_Exercise brief_
The required output is the line containing "Decode this image" through the final line of the material below, printed exactly, with no other lines.

-- begin Data provided --

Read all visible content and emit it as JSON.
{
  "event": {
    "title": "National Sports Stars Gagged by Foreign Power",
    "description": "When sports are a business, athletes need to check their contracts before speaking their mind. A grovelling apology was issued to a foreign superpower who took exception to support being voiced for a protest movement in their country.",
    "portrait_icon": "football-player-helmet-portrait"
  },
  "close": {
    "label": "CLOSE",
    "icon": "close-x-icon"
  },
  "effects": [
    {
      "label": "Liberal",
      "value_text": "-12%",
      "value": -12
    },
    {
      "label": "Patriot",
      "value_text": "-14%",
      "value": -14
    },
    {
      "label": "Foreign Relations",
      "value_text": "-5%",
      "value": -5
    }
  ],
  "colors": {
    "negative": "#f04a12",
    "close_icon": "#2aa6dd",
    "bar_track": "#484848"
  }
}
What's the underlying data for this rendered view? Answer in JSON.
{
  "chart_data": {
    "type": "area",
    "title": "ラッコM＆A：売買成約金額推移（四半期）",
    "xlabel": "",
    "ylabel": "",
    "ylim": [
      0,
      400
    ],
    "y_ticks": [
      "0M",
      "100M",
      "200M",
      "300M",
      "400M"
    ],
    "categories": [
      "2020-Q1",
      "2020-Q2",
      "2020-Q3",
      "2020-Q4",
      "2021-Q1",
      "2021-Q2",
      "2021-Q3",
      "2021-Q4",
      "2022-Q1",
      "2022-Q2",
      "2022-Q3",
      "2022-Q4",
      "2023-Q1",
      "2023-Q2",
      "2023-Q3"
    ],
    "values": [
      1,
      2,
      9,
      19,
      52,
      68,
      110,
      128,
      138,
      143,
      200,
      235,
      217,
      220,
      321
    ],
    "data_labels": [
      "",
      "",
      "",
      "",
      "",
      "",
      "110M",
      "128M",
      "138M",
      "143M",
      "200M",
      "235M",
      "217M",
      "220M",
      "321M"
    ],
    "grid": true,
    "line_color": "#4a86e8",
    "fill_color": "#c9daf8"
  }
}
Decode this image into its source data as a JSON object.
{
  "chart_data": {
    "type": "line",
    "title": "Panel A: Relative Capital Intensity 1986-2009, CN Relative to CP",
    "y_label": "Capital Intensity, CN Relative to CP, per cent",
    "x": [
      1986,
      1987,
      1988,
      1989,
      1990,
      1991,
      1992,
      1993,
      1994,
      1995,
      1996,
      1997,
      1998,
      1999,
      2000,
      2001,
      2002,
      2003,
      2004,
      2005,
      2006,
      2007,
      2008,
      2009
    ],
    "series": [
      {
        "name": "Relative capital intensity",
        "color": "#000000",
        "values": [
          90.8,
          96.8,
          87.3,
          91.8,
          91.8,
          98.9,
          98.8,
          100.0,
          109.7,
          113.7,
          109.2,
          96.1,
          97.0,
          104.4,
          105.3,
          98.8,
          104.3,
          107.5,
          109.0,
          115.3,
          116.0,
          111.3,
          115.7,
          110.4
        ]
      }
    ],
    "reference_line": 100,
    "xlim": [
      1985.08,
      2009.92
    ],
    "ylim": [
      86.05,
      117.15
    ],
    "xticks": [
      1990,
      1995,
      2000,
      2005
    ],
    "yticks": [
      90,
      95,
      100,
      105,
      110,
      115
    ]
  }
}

-- end Data provided --

_Complete output_
Decode this image into its source data as a JSON object.
{
  "chart_data": {
    "type": "line",
    "title": "Panel A: Relative Capital Intensity 1986-2009, CN Relative to CP",
    "y_label": "Capital Intensity, CN Relative to CP, per cent",
    "x": [
      1986,
      1987,
      1988,
      1989,
      1990,
      1991,
      1992,
      1993,
      1994,
      1995,
      1996,
      1997,
      1998,
      1999,
      2000,
      2001,
      2002,
      2003,
      2004,
      2005,
      2006,
      2007,
      2008,
      2009
    ],
    "series": [
      {
        "name": "Relative capital intensity",
        "color": "#000000",
        "values": [
          90.8,
          96.8,
          87.3,
          91.8,
          91.8,
          98.9,
          98.8,
          100.0,
          109.7,
          113.7,
          109.2,
          96.1,
          97.0,
          104.4,
          105.3,
          98.8,
          104.3,
          107.5,
          109.0,
          115.3,
          116.0,
          111.3,
          115.7,
          110.4
        ]
      }
    ],
    "reference_line": 100,
    "xlim": [
      1985.08,
      2009.92
    ],
    "ylim": [
      86.05,
      117.15
    ],
    "xticks": [
      1990,
      1995,
      2000,
      2005
    ],
    "yticks": [
      90,
      95,
      100,
      105,
      110,
      115
    ]
  }
}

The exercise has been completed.